> _Given data_

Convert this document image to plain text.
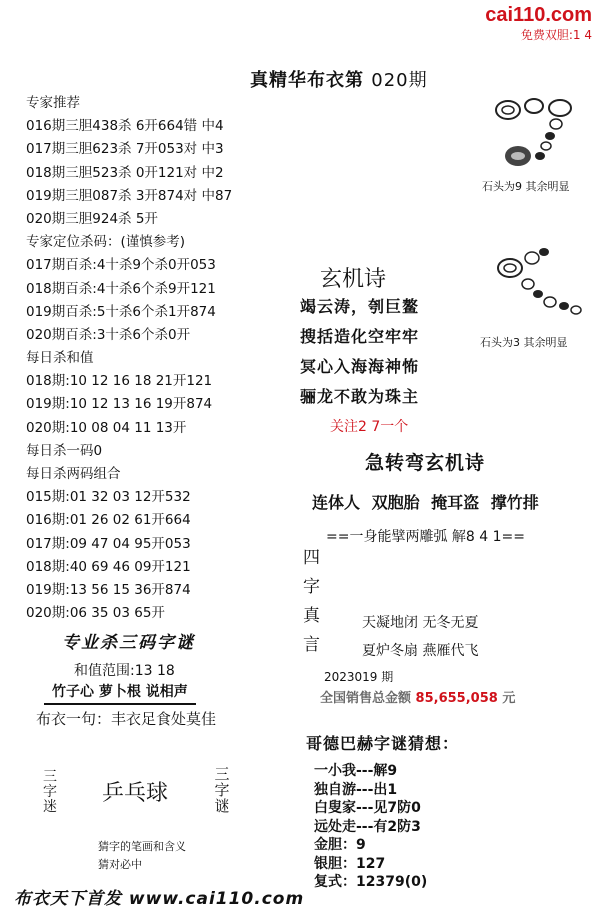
cai110.com
免费双胆:1 4
真精华布衣第 020期
专家推荐
016期三胆438杀 6开664错 中4
017期三胆623杀 7开053对 中3
018期三胆523杀 0开121对 中2
019期三胆087杀 3开874对 中87
020期三胆924杀 5开
专家定位杀码：(谨慎参考)
017期百杀:4十杀9个杀0开053
018期百杀:4十杀6个杀9开121
019期百杀:5十杀6个杀1开874
020期百杀:3十杀6个杀0开
每日杀和值
018期:10 12 16 18 21开121
019期:10 12 13 16 19开874
020期:10 08 04 11 13开
每日杀一码0
每日杀两码组合
015期:01 32 03 12开532
016期:01 26 02 61开664
017期:09 47 04 95开053
018期:40 69 46 09开121
019期:13 56 15 36开874
020期:06 35 03 65开
专业杀三码字谜
和值范围:13 18
竹子心 萝卜根 说相声
布衣一句：丰衣足食处莫佳
三
字
迷
乒乓球
三
字
谜
猜字的笔画和含义
猜对必中
布衣天下首发 www.cai110.com
石头为9 其余明显
石头为3 其余明显
玄机诗
竭云涛，刳巨鳌
搜括造化空牢牢
冥心入海海神怖
骊龙不敢为珠主
关注2 7一个
急转弯玄机诗
连体人 双胞胎 掩耳盗 撑竹排
==一身能擘两雕弧 解8 4 1==
四
字
真
言
天凝地闭 无冬无夏
夏炉冬扇 燕雁代飞
2023019 期
全国销售总金额 85,655,058 元
哥德巴赫字谜猜想：
一小我---解9
独自游---出1
白叟家---见7防0
远处走---有2防3
金胆：9
银胆：127
复式：12379(0)
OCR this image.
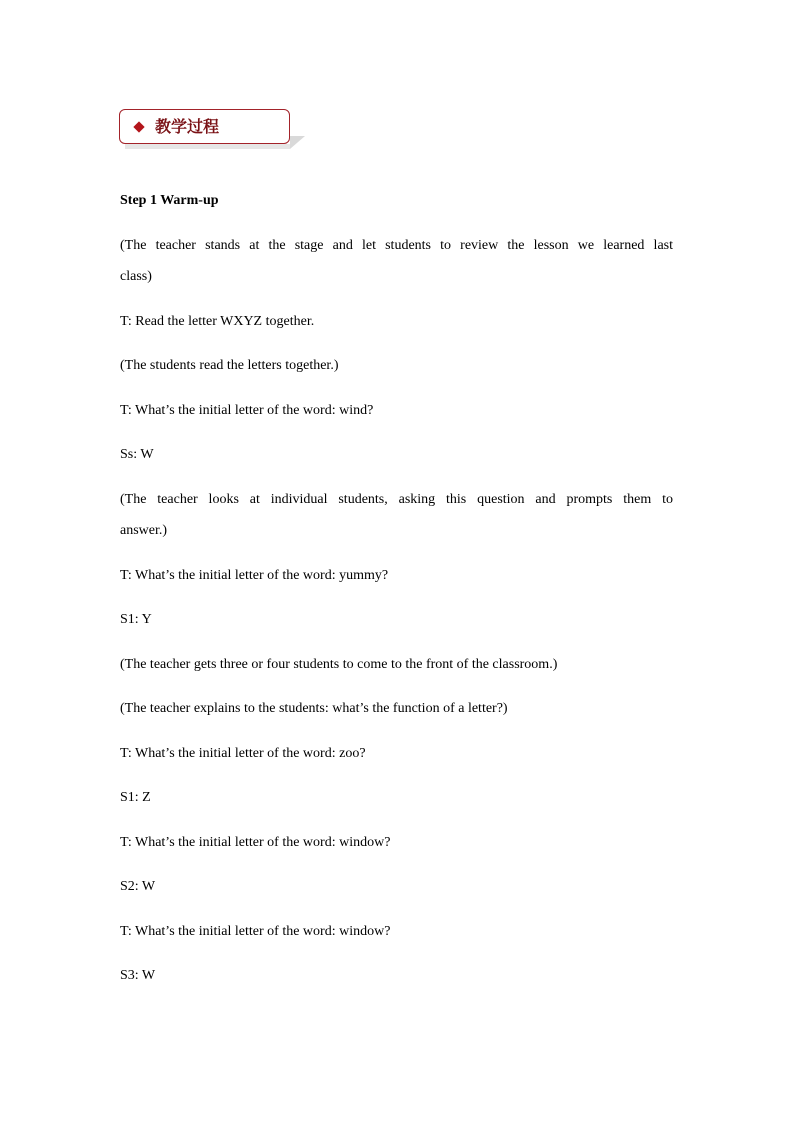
教学过程
Step 1 Warm-up
(The teacher stands at the stage and let students to review the lesson we learned last
class)
T: Read the letter WXYZ together.
(The students read the letters together.)
T: What’s the initial letter of the word: wind?
Ss: W
(The teacher looks at individual students, asking this question and prompts them to
answer.)
T: What’s the initial letter of the word: yummy?
S1: Y
(The teacher gets three or four students to come to the front of the classroom.)
(The teacher explains to the students: what’s the function of a letter?)
T: What’s the initial letter of the word: zoo?
S1: Z
T: What’s the initial letter of the word: window?
S2: W
T: What’s the initial letter of the word: window?
S3: W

> _Problem statement_
Write the listing out a second time exactly, dropping all images.

> _Task response_
Convert this document image to plain text.
cai110.com
免费双胆:1 4
真精华布衣第 020期
专家推荐
016期三胆438杀 6开664错 中4
017期三胆623杀 7开053对 中3
018期三胆523杀 0开121对 中2
019期三胆087杀 3开874对 中87
020期三胆924杀 5开
专家定位杀码：(谨慎参考)
017期百杀:4十杀9个杀0开053
018期百杀:4十杀6个杀9开121
019期百杀:5十杀6个杀1开874
020期百杀:3十杀6个杀0开
每日杀和值
018期:10 12 16 18 21开121
019期:10 12 13 16 19开874
020期:10 08 04 11 13开
每日杀一码0
每日杀两码组合
015期:01 32 03 12开532
016期:01 26 02 61开664
017期:09 47 04 95开053
018期:40 69 46 09开121
019期:13 56 15 36开874
020期:06 35 03 65开
专业杀三码字谜
和值范围:13 18
竹子心 萝卜根 说相声
布衣一句：丰衣足食处莫佳
三
字
迷
乒乓球
三
字
谜
猜字的笔画和含义
猜对必中
布衣天下首发 www.cai110.com
石头为9 其余明显
石头为3 其余明显
玄机诗
竭云涛，刳巨鳌
搜括造化空牢牢
冥心入海海神怖
骊龙不敢为珠主
关注2 7一个
急转弯玄机诗
连体人 双胞胎 掩耳盗 撑竹排
==一身能擘两雕弧 解8 4 1==
四
字
真
言
天凝地闭 无冬无夏
夏炉冬扇 燕雁代飞
2023019 期
全国销售总金额 85,655,058 元
哥德巴赫字谜猜想：
一小我---解9
独自游---出1
白叟家---见7防0
远处走---有2防3
金胆：9
银胆：127
复式：12379(0)
OCR this image.
教学过程
Step 1 Warm-up
(The teacher stands at the stage and let students to review the lesson we learned last
class)
T: Read the letter WXYZ together.
(The students read the letters together.)
T: What’s the initial letter of the word: wind?
Ss: W
(The teacher looks at individual students, asking this question and prompts them to
answer.)
T: What’s the initial letter of the word: yummy?
S1: Y
(The teacher gets three or four students to come to the front of the classroom.)
(The teacher explains to the students: what’s the function of a letter?)
T: What’s the initial letter of the word: zoo?
S1: Z
T: What’s the initial letter of the word: window?
S2: W
T: What’s the initial letter of the word: window?
S3: W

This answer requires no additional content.